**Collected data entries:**
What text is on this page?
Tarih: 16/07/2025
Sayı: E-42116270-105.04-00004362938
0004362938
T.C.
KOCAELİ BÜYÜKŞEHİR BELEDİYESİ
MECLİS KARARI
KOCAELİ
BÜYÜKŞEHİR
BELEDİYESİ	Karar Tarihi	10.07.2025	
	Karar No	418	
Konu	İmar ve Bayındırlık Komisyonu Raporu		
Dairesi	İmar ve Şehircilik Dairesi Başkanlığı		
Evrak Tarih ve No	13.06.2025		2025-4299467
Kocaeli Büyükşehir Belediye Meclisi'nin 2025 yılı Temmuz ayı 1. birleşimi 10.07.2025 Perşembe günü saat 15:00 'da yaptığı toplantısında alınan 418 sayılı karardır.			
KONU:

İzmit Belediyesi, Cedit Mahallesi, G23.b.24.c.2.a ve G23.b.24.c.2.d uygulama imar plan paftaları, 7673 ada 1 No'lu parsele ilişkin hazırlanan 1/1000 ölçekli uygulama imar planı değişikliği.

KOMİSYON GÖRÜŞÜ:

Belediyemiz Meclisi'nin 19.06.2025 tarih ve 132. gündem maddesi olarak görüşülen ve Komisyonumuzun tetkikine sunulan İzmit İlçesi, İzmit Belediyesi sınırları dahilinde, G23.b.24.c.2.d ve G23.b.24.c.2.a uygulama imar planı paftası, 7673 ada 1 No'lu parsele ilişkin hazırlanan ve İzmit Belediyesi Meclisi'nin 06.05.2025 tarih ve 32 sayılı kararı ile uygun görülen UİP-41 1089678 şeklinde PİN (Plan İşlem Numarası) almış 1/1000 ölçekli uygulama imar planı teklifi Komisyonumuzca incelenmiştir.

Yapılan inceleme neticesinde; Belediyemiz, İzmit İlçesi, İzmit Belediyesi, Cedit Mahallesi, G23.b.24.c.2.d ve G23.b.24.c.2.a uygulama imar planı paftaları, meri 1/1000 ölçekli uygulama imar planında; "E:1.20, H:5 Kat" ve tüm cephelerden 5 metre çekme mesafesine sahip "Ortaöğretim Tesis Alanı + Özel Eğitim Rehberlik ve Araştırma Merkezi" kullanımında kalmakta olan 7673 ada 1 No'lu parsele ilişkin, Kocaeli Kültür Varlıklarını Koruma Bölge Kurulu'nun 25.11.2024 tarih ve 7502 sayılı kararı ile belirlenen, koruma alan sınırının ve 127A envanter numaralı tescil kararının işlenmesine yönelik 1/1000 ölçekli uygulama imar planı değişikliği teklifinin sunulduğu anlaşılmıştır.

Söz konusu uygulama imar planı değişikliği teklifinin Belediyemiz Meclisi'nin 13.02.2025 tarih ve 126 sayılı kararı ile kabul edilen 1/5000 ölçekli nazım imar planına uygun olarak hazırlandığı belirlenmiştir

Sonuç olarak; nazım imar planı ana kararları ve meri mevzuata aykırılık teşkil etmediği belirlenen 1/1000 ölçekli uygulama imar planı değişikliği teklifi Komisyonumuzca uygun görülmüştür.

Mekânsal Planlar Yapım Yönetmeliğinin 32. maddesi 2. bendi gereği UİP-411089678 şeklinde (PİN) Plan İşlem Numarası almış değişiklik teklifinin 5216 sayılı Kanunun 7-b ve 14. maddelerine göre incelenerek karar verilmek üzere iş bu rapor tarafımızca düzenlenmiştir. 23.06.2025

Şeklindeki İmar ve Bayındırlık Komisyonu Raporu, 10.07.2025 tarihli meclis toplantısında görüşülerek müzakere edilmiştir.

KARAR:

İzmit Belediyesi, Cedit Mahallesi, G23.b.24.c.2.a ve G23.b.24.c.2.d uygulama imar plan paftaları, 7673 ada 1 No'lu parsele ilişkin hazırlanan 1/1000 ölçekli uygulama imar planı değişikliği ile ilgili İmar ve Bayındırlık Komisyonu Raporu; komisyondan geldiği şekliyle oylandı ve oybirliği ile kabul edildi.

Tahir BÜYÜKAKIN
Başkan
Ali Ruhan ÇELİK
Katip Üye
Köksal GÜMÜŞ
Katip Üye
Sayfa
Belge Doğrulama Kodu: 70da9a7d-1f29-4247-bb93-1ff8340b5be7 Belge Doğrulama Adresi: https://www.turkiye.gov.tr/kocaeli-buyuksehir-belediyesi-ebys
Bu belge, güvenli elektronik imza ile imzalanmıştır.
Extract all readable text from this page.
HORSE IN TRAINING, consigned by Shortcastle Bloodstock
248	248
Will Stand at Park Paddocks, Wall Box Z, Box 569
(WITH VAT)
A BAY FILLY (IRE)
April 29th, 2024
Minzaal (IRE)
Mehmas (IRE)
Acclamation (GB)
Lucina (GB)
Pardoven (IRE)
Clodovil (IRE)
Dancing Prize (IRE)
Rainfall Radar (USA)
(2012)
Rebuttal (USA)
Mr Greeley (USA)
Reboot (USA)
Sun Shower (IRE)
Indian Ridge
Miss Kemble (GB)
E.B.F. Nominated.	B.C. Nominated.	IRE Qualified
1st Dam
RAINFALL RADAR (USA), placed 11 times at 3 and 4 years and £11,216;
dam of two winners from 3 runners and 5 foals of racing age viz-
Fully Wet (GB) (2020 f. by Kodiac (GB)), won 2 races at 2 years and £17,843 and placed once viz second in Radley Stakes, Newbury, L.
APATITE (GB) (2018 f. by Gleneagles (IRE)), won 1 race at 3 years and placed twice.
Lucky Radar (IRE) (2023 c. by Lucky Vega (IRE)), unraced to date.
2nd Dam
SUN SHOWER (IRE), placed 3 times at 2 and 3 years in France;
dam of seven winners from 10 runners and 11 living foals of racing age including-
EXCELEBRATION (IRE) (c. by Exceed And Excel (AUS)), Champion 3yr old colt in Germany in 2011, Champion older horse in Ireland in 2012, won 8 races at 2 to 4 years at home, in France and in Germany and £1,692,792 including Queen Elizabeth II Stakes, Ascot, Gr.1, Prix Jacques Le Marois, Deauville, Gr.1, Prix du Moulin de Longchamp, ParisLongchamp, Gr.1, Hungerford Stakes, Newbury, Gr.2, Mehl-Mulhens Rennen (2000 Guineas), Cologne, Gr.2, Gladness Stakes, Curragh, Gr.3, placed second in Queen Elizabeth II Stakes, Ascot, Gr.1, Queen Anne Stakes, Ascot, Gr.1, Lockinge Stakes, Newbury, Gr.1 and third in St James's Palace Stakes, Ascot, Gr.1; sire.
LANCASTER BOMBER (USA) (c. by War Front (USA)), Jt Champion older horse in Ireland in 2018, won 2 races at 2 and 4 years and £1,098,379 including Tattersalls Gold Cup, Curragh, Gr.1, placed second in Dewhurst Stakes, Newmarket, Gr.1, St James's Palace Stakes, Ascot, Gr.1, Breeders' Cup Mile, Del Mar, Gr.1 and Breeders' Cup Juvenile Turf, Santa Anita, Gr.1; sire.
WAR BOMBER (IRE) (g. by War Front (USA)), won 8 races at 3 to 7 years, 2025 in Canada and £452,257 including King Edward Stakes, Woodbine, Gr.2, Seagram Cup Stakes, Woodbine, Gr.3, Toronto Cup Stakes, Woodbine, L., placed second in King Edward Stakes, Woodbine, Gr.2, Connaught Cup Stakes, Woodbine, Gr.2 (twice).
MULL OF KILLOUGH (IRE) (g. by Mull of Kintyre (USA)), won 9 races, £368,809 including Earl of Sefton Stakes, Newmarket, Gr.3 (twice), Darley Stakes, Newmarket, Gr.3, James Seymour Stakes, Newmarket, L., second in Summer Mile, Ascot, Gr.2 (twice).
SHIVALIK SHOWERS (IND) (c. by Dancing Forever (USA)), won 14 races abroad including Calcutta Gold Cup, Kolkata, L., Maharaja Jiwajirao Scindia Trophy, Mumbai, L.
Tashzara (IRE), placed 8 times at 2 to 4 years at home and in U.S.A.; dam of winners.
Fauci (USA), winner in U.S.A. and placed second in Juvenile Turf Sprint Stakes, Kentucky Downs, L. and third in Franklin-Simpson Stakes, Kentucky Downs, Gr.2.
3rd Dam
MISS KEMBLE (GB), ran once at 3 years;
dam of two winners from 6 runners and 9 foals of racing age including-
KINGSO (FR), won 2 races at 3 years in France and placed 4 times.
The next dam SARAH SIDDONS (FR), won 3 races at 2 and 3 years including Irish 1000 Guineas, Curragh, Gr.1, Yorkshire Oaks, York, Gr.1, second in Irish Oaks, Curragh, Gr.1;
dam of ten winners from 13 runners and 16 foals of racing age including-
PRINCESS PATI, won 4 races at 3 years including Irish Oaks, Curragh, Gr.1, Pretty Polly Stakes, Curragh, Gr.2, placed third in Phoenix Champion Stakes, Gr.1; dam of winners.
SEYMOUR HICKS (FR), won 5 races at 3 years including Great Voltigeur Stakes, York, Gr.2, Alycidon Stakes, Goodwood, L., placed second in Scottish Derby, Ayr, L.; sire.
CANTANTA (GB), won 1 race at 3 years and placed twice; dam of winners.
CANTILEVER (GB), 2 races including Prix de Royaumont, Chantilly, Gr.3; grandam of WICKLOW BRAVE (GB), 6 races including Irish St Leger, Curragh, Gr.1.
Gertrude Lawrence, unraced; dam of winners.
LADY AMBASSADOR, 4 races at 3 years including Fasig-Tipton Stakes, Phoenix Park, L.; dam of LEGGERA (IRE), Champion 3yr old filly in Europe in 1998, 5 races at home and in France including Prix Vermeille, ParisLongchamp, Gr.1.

**To be done:** In the records above, find each line that holds the word "runners"; copy all such lines.

**Reply to the task:**
dam of two winners from 3 runners and 5 foals of racing age viz-
dam of seven winners from 10 runners and 11 living foals of racing age including-
dam of two winners from 6 runners and 9 foals of racing age including-
dam of ten winners from 13 runners and 16 foals of racing age including-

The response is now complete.